Record set ->
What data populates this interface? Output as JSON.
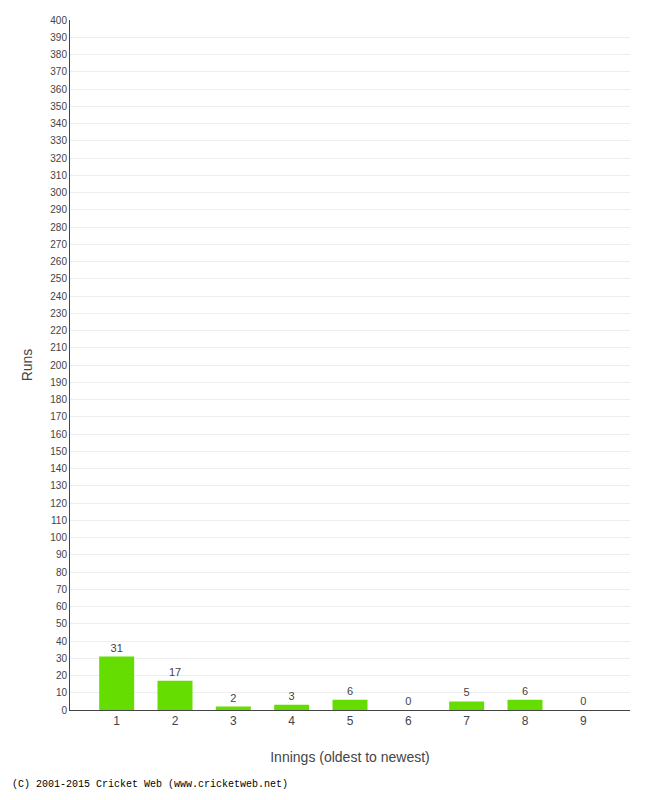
{
  "chart_data": {
    "type": "bar",
    "categories": [
      "1",
      "2",
      "3",
      "4",
      "5",
      "6",
      "7",
      "8",
      "9"
    ],
    "values": [
      31,
      17,
      2,
      3,
      6,
      0,
      5,
      6,
      0
    ],
    "color": "#66dd00",
    "xlabel": "Innings (oldest to newest)",
    "ylabel": "Runs",
    "ylim": [
      0,
      400
    ],
    "yticks": [
      0,
      10,
      20,
      30,
      40,
      50,
      60,
      70,
      80,
      90,
      100,
      110,
      120,
      130,
      140,
      150,
      160,
      170,
      180,
      190,
      200,
      210,
      220,
      230,
      240,
      250,
      260,
      270,
      280,
      290,
      300,
      310,
      320,
      330,
      340,
      350,
      360,
      370,
      380,
      390,
      400
    ],
    "grid": true,
    "data_labels": true,
    "annotations": [
      "(C) 2001-2015 Cricket Web (www.cricketweb.net)"
    ]
  }
}
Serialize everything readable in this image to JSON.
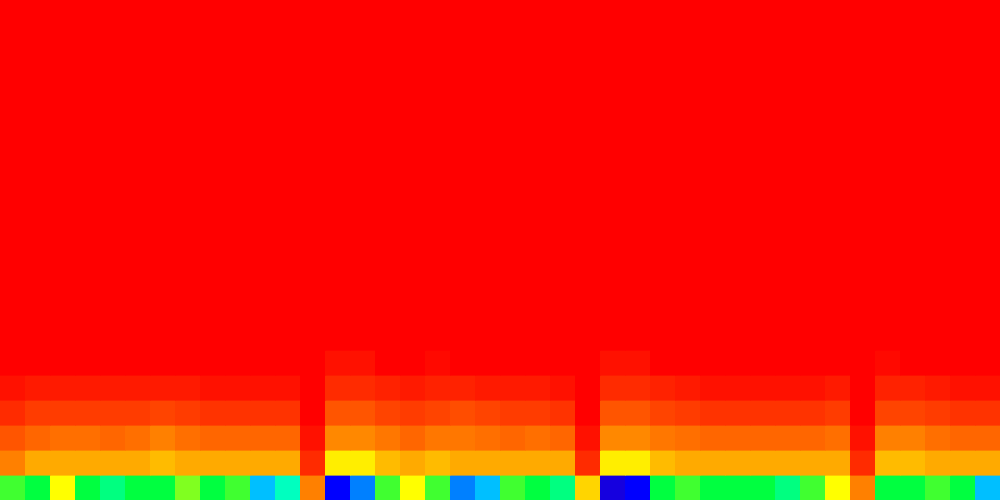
{
  "chart_data": {
    "type": "heatmap",
    "xlim": [
      0,
      40
    ],
    "ylim": [
      0,
      20
    ],
    "zlim": [
      0,
      1
    ],
    "tick_labels": false,
    "cells": [
      [
        0.55,
        0.5,
        0.7,
        0.5,
        0.45,
        0.5,
        0.5,
        0.6,
        0.5,
        0.55,
        0.3,
        0.4,
        0.85,
        0.15,
        0.25,
        0.55,
        0.7,
        0.55,
        0.25,
        0.3,
        0.55,
        0.5,
        0.45,
        0.75,
        0.1,
        0.15,
        0.5,
        0.55,
        0.5,
        0.5,
        0.5,
        0.45,
        0.55,
        0.7,
        0.85,
        0.5,
        0.5,
        0.55,
        0.5,
        0.3
      ],
      [
        0.85,
        0.8,
        0.8,
        0.8,
        0.8,
        0.8,
        0.78,
        0.8,
        0.8,
        0.8,
        0.8,
        0.8,
        0.95,
        0.72,
        0.72,
        0.78,
        0.8,
        0.78,
        0.8,
        0.8,
        0.8,
        0.8,
        0.8,
        0.95,
        0.72,
        0.72,
        0.78,
        0.8,
        0.8,
        0.8,
        0.8,
        0.8,
        0.8,
        0.8,
        0.95,
        0.78,
        0.78,
        0.8,
        0.8,
        0.8
      ],
      [
        0.9,
        0.88,
        0.87,
        0.87,
        0.88,
        0.87,
        0.85,
        0.87,
        0.88,
        0.88,
        0.88,
        0.88,
        0.98,
        0.84,
        0.84,
        0.86,
        0.88,
        0.86,
        0.86,
        0.87,
        0.88,
        0.87,
        0.88,
        0.98,
        0.84,
        0.84,
        0.86,
        0.87,
        0.88,
        0.88,
        0.88,
        0.88,
        0.88,
        0.87,
        0.98,
        0.85,
        0.85,
        0.87,
        0.88,
        0.88
      ],
      [
        0.95,
        0.93,
        0.93,
        0.93,
        0.93,
        0.93,
        0.92,
        0.93,
        0.94,
        0.94,
        0.94,
        0.94,
        1,
        0.9,
        0.9,
        0.92,
        0.93,
        0.92,
        0.91,
        0.92,
        0.93,
        0.93,
        0.94,
        1,
        0.9,
        0.9,
        0.92,
        0.93,
        0.94,
        0.94,
        0.94,
        0.94,
        0.94,
        0.93,
        1,
        0.92,
        0.92,
        0.93,
        0.94,
        0.94
      ],
      [
        0.98,
        0.97,
        0.97,
        0.97,
        0.97,
        0.97,
        0.97,
        0.97,
        0.98,
        0.98,
        0.98,
        0.98,
        1,
        0.95,
        0.95,
        0.96,
        0.97,
        0.96,
        0.96,
        0.97,
        0.97,
        0.97,
        0.98,
        1,
        0.95,
        0.95,
        0.96,
        0.97,
        0.98,
        0.98,
        0.98,
        0.98,
        0.98,
        0.97,
        1,
        0.96,
        0.96,
        0.97,
        0.98,
        0.98
      ],
      [
        1,
        1,
        1,
        1,
        1,
        1,
        1,
        1,
        1,
        1,
        1,
        1,
        1,
        0.98,
        0.98,
        1,
        1,
        0.99,
        1,
        1,
        1,
        1,
        1,
        1,
        0.98,
        0.98,
        1,
        1,
        1,
        1,
        1,
        1,
        1,
        1,
        1,
        0.99,
        1,
        1,
        1,
        1
      ],
      [
        1,
        1,
        1,
        1,
        1,
        1,
        1,
        1,
        1,
        1,
        1,
        1,
        1,
        1,
        1,
        1,
        1,
        1,
        1,
        1,
        1,
        1,
        1,
        1,
        1,
        1,
        1,
        1,
        1,
        1,
        1,
        1,
        1,
        1,
        1,
        1,
        1,
        1,
        1,
        1
      ],
      [
        1,
        1,
        1,
        1,
        1,
        1,
        1,
        1,
        1,
        1,
        1,
        1,
        1,
        1,
        1,
        1,
        1,
        1,
        1,
        1,
        1,
        1,
        1,
        1,
        1,
        1,
        1,
        1,
        1,
        1,
        1,
        1,
        1,
        1,
        1,
        1,
        1,
        1,
        1,
        1
      ],
      [
        1,
        1,
        1,
        1,
        1,
        1,
        1,
        1,
        1,
        1,
        1,
        1,
        1,
        1,
        1,
        1,
        1,
        1,
        1,
        1,
        1,
        1,
        1,
        1,
        1,
        1,
        1,
        1,
        1,
        1,
        1,
        1,
        1,
        1,
        1,
        1,
        1,
        1,
        1,
        1
      ],
      [
        1,
        1,
        1,
        1,
        1,
        1,
        1,
        1,
        1,
        1,
        1,
        1,
        1,
        1,
        1,
        1,
        1,
        1,
        1,
        1,
        1,
        1,
        1,
        1,
        1,
        1,
        1,
        1,
        1,
        1,
        1,
        1,
        1,
        1,
        1,
        1,
        1,
        1,
        1,
        1
      ],
      [
        1,
        1,
        1,
        1,
        1,
        1,
        1,
        1,
        1,
        1,
        1,
        1,
        1,
        1,
        1,
        1,
        1,
        1,
        1,
        1,
        1,
        1,
        1,
        1,
        1,
        1,
        1,
        1,
        1,
        1,
        1,
        1,
        1,
        1,
        1,
        1,
        1,
        1,
        1,
        1
      ],
      [
        1,
        1,
        1,
        1,
        1,
        1,
        1,
        1,
        1,
        1,
        1,
        1,
        1,
        1,
        1,
        1,
        1,
        1,
        1,
        1,
        1,
        1,
        1,
        1,
        1,
        1,
        1,
        1,
        1,
        1,
        1,
        1,
        1,
        1,
        1,
        1,
        1,
        1,
        1,
        1
      ],
      [
        1,
        1,
        1,
        1,
        1,
        1,
        1,
        1,
        1,
        1,
        1,
        1,
        1,
        1,
        1,
        1,
        1,
        1,
        1,
        1,
        1,
        1,
        1,
        1,
        1,
        1,
        1,
        1,
        1,
        1,
        1,
        1,
        1,
        1,
        1,
        1,
        1,
        1,
        1,
        1
      ],
      [
        1,
        1,
        1,
        1,
        1,
        1,
        1,
        1,
        1,
        1,
        1,
        1,
        1,
        1,
        1,
        1,
        1,
        1,
        1,
        1,
        1,
        1,
        1,
        1,
        1,
        1,
        1,
        1,
        1,
        1,
        1,
        1,
        1,
        1,
        1,
        1,
        1,
        1,
        1,
        1
      ],
      [
        1,
        1,
        1,
        1,
        1,
        1,
        1,
        1,
        1,
        1,
        1,
        1,
        1,
        1,
        1,
        1,
        1,
        1,
        1,
        1,
        1,
        1,
        1,
        1,
        1,
        1,
        1,
        1,
        1,
        1,
        1,
        1,
        1,
        1,
        1,
        1,
        1,
        1,
        1,
        1
      ],
      [
        1,
        1,
        1,
        1,
        1,
        1,
        1,
        1,
        1,
        1,
        1,
        1,
        1,
        1,
        1,
        1,
        1,
        1,
        1,
        1,
        1,
        1,
        1,
        1,
        1,
        1,
        1,
        1,
        1,
        1,
        1,
        1,
        1,
        1,
        1,
        1,
        1,
        1,
        1,
        1
      ],
      [
        1,
        1,
        1,
        1,
        1,
        1,
        1,
        1,
        1,
        1,
        1,
        1,
        1,
        1,
        1,
        1,
        1,
        1,
        1,
        1,
        1,
        1,
        1,
        1,
        1,
        1,
        1,
        1,
        1,
        1,
        1,
        1,
        1,
        1,
        1,
        1,
        1,
        1,
        1,
        1
      ],
      [
        1,
        1,
        1,
        1,
        1,
        1,
        1,
        1,
        1,
        1,
        1,
        1,
        1,
        1,
        1,
        1,
        1,
        1,
        1,
        1,
        1,
        1,
        1,
        1,
        1,
        1,
        1,
        1,
        1,
        1,
        1,
        1,
        1,
        1,
        1,
        1,
        1,
        1,
        1,
        1
      ],
      [
        1,
        1,
        1,
        1,
        1,
        1,
        1,
        1,
        1,
        1,
        1,
        1,
        1,
        1,
        1,
        1,
        1,
        1,
        1,
        1,
        1,
        1,
        1,
        1,
        1,
        1,
        1,
        1,
        1,
        1,
        1,
        1,
        1,
        1,
        1,
        1,
        1,
        1,
        1,
        1
      ],
      [
        1,
        1,
        1,
        1,
        1,
        1,
        1,
        1,
        1,
        1,
        1,
        1,
        1,
        1,
        1,
        1,
        1,
        1,
        1,
        1,
        1,
        1,
        1,
        1,
        1,
        1,
        1,
        1,
        1,
        1,
        1,
        1,
        1,
        1,
        1,
        1,
        1,
        1,
        1,
        1
      ]
    ]
  }
}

Task details ->
Using the records above, copy every line that has the word "JSON" in it.

Written solution ->
What data populates this interface? Output as JSON.
Serialize everything readable in this image to JSON.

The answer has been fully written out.